Great points, Olaf! :)

On Tue, Jul 14, 2015 at 12:37 AM, Olaf Flebbe <[email protected]> wrote:

> Hi everyone,
>
> nice to know someyone with scientific computing background  around, too.
>
> Let me phrase a bit different what "native" to LInux mean to me: The
> filesystem's API is the open(2), close(2) systemcalls, rather a Java API.
> FUSE mounted filesystems are generally slooooow because of the additional
> switch from kernel to userland needed for each system call. And let me
> stress that POSIX is only a small subset of what a filesystem has to do ..
> the semantics of acls, mmap(),  symlinks, truncate(), locking and sparse
> files are way beyond POSIX or any standardization. It is funny that I now
> have seen codes, where developer has problems porting to UNIX systems,
> since it uses special Linux semantics. Of course a cluster filesystem has
> to break usual semantics in some way in order to achive its performance.
>
> HPC with Linux Clusters is one cornerstone of the business of s+c and we
> use cluster filesystems a lot. One special point to add: There are cluster
> filesystems which can exploit low latency networks like infiniband with
> RDMA rather TCP/IP and zero-copy which is beneficial performancewise.
> Unfortunatly there is no RDMA support in hadoop as far as I know.
>
> Someone gave me a hint about lustre integration of hadoop lately. I still
> have to look into it....
>
> To use Spark or whatever directly on Ceph rather HDFS for instance could
> be beneficial for scenarios like openstack where there is no notion of
> local disk -- aside from using "ironic" .

• Given data:

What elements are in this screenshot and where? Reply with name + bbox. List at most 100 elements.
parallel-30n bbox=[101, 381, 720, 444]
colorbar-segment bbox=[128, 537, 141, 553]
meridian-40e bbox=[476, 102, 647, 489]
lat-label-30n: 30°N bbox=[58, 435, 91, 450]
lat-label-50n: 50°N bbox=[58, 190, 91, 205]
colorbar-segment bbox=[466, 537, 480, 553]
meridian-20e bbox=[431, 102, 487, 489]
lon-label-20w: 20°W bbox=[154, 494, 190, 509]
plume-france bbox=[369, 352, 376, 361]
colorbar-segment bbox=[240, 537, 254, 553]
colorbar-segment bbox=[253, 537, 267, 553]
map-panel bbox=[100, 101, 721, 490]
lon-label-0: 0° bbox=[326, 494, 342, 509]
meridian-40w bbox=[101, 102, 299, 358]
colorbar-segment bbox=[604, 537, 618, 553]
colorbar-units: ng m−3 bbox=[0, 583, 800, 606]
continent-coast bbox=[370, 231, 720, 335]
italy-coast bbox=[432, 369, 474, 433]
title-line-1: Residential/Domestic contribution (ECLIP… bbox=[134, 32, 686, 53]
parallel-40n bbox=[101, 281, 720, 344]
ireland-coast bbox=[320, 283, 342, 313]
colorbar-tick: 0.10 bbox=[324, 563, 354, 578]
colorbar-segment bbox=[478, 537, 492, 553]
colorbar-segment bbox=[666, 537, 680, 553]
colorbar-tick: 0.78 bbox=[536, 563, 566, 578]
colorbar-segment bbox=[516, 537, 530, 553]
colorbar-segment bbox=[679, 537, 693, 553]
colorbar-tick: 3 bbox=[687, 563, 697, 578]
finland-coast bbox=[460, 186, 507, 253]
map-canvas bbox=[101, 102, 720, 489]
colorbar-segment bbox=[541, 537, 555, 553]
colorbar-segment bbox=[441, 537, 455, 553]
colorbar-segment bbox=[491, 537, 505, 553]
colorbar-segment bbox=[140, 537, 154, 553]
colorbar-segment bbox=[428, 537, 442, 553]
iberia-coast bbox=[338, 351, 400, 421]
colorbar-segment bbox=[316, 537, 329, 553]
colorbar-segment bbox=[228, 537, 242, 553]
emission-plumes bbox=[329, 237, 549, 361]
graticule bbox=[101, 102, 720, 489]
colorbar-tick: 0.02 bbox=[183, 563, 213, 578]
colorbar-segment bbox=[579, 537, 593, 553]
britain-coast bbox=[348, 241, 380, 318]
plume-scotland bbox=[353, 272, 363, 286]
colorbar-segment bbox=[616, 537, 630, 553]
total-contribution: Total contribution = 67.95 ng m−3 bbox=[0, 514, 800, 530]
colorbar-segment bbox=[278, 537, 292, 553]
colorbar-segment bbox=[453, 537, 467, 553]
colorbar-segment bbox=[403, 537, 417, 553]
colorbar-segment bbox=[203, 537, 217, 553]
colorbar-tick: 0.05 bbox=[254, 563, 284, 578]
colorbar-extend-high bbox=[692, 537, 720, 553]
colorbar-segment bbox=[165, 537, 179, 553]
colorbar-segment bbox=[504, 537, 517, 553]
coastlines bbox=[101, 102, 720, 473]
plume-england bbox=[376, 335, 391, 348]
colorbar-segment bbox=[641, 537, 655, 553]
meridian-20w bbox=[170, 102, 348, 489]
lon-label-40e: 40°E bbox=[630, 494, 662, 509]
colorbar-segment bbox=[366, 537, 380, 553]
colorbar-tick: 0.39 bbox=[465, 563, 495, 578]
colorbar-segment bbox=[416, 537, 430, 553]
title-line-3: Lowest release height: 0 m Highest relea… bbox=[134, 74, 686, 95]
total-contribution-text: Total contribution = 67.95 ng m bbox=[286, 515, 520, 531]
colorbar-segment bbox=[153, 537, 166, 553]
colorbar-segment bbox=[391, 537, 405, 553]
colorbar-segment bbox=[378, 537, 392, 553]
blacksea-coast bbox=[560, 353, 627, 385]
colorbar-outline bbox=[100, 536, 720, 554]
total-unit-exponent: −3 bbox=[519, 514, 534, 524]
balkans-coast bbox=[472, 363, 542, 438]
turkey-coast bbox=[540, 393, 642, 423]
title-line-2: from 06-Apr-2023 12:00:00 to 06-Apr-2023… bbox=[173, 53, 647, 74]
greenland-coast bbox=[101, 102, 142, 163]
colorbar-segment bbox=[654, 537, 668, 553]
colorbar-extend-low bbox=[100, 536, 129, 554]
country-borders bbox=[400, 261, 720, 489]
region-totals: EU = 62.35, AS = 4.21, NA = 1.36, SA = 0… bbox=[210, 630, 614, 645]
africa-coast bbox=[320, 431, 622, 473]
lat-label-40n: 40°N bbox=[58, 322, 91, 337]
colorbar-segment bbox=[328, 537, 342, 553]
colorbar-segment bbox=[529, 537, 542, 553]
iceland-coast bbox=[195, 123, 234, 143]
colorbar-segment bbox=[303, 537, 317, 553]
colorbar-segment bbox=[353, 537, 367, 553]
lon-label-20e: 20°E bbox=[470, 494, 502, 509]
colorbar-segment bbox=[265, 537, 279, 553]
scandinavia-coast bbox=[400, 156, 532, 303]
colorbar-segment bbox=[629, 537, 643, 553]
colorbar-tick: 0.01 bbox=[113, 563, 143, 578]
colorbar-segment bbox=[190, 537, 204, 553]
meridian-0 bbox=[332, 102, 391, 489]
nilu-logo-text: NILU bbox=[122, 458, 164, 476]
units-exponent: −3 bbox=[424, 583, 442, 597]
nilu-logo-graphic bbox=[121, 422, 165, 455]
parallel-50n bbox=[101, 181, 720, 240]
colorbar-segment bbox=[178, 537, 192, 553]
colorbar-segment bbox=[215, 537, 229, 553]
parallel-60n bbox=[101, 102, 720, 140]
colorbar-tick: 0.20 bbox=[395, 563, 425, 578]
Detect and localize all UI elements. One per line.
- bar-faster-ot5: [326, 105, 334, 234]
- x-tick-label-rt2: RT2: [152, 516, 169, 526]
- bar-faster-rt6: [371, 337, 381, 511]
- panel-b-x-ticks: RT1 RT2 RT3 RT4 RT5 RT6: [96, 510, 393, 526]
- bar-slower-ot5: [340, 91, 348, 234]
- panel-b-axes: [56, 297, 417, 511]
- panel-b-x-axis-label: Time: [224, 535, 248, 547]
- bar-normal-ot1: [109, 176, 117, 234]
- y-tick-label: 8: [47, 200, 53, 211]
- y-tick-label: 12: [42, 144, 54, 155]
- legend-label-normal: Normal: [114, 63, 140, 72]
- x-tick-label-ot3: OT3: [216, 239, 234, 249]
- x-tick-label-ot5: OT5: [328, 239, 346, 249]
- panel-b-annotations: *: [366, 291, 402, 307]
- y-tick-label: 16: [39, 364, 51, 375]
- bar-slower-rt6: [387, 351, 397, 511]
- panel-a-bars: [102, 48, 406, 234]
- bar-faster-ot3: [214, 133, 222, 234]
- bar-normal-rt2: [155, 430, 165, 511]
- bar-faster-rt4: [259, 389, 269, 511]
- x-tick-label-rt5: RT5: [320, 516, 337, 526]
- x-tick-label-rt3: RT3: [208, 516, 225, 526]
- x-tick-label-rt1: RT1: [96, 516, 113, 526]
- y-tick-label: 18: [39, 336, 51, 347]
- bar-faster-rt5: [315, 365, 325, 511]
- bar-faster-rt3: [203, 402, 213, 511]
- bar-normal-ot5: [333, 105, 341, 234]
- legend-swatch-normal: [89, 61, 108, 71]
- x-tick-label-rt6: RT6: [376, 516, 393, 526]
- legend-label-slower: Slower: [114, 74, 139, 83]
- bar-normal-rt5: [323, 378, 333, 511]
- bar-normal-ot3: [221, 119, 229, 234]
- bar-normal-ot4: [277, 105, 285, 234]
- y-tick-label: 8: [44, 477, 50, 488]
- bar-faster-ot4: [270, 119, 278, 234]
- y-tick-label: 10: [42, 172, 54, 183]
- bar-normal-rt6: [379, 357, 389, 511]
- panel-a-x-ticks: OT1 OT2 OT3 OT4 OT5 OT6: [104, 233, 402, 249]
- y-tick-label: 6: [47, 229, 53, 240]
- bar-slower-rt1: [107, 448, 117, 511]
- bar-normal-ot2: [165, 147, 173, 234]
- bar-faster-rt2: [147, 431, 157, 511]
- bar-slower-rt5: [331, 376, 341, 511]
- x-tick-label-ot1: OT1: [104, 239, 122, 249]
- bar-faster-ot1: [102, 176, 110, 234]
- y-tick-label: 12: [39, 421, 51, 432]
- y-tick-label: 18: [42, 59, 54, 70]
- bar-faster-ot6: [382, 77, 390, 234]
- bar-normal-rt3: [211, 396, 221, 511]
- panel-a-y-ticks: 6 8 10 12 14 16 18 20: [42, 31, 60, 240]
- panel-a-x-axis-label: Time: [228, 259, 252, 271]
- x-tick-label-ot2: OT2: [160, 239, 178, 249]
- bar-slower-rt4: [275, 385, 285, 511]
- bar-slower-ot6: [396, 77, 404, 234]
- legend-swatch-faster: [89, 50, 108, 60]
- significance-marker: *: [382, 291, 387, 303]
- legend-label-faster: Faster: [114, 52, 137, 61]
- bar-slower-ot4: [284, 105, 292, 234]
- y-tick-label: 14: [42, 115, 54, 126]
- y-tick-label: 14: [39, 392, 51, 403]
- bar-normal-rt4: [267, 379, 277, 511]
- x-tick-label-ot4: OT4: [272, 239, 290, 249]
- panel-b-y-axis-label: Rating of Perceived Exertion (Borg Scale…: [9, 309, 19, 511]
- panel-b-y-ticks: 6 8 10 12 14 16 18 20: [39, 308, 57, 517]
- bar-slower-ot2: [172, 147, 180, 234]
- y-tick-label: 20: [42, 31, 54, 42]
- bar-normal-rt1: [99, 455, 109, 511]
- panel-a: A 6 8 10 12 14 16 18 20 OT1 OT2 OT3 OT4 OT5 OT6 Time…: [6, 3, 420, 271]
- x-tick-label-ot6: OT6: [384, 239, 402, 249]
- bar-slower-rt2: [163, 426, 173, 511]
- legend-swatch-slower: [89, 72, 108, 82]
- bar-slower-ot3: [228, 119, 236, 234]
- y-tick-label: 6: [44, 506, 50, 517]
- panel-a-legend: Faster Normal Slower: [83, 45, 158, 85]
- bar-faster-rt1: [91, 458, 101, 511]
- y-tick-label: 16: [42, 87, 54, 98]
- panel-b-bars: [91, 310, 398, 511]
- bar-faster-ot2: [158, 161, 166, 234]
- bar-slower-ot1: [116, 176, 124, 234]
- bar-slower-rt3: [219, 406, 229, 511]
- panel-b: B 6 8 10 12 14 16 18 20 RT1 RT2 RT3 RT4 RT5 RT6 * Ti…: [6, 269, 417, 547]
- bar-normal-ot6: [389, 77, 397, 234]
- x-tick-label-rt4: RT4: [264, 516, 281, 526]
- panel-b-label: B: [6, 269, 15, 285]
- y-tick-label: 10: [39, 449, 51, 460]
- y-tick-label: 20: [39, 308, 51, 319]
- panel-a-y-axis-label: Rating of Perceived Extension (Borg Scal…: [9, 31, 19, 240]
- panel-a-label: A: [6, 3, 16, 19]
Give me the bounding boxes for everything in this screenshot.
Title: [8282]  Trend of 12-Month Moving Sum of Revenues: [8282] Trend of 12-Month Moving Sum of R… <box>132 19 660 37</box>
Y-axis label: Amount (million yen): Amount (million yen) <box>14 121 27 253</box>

• Set problem 1:
Print the listing from its very first line through the line containing "colorbar-segment bbox=[466, 537, 480, 553]", both ends included, and nothing else.
• Set problem 2:
Carry on the email about cluster filesystems and Hadoop, starting right after its last line.

• Task output 1:
What elements are in this screenshot and where? Reply with name + bbox. List at most 100 elements.
parallel-30n bbox=[101, 381, 720, 444]
colorbar-segment bbox=[128, 537, 141, 553]
meridian-40e bbox=[476, 102, 647, 489]
lat-label-30n: 30°N bbox=[58, 435, 91, 450]
lat-label-50n: 50°N bbox=[58, 190, 91, 205]
colorbar-segment bbox=[466, 537, 480, 553]

• Task output 2:
>
> Olaf
>
>
>
>
> > Am 14.07.2015 um 06:23 schrieb RJ Nowling <[email protected]>:
> >
> > Thanks, Cos!
> >
> >> from Ignite standpoint replacing one with another doesn't give much
> > advantage
> >
> > Agreed.  From the standpoint of Ignite, Hadoop, or Spark, Gluster works
> no
> > differently than HDFS.  If Ignite doesn't have an object store available
> > already, then Ceph could add that capability.
> >
> > From the standpoint of the user and integration with a larger IT
> > infrastructure, Gluster offers advantages over HDFS.  As you say, Gluster
> > is a POSIX-compatible native filesystem -- it provides a FUSE module for
> > mounting remote Gluster volumes.  This means non-Hadoop applications can
> > store data in the same file system as Hadoop.
> >
> > I come from a scientific computing background where pretty much every
> > simulation or analysis tool expected access to a POSIX file system.  We
> > evaluated Hadoop at one point but chose not to use it because we would
> have
> > to copy all of our data into HDFS.  Gluster is a much better POSIX
> > distributed file system than what my university's cluster used, and I
> wish
> > I had known about it while doing my Ph.D.  :)
> >
> > For my work at Red Hat, we run Spark on Gluster.  We don't use any
> special
> > plugins -- since Spark uses the Hadoop file system libraries, Spark can
> > read off native file systems.  Same advantages mentioned above -- nice to
> > be able to use grep, cat, etc. alongside Spark :)
> >
> >
> > On Mon, Jul 13, 2015 at 8:55 PM, Konstantin Boudnik <[email protected]>
> wrote:
> >
> >> On Mon, Jul 13, 2015 at 07:00PM, RJ Nowling wrote:
> >>> Cos,
> >>>
> >>> Can you expand on what you mean by "native to Linux" for Ceph?
> >>
> >> I meant that the file system is presented in a Linux distro as kernel
> >> module.
> >> HDFS, as you know, is an alien Java process that creates a layer
> >> indirection
> >> on top of say ext4 or jfs to provide a distributed storage; Ceph does
> this
> >> similarly to other _native_ file systems.
> >>
> >>> And can you elaborate on why Gluster doesn't make sense as a HDFS
> >>> replacement to you?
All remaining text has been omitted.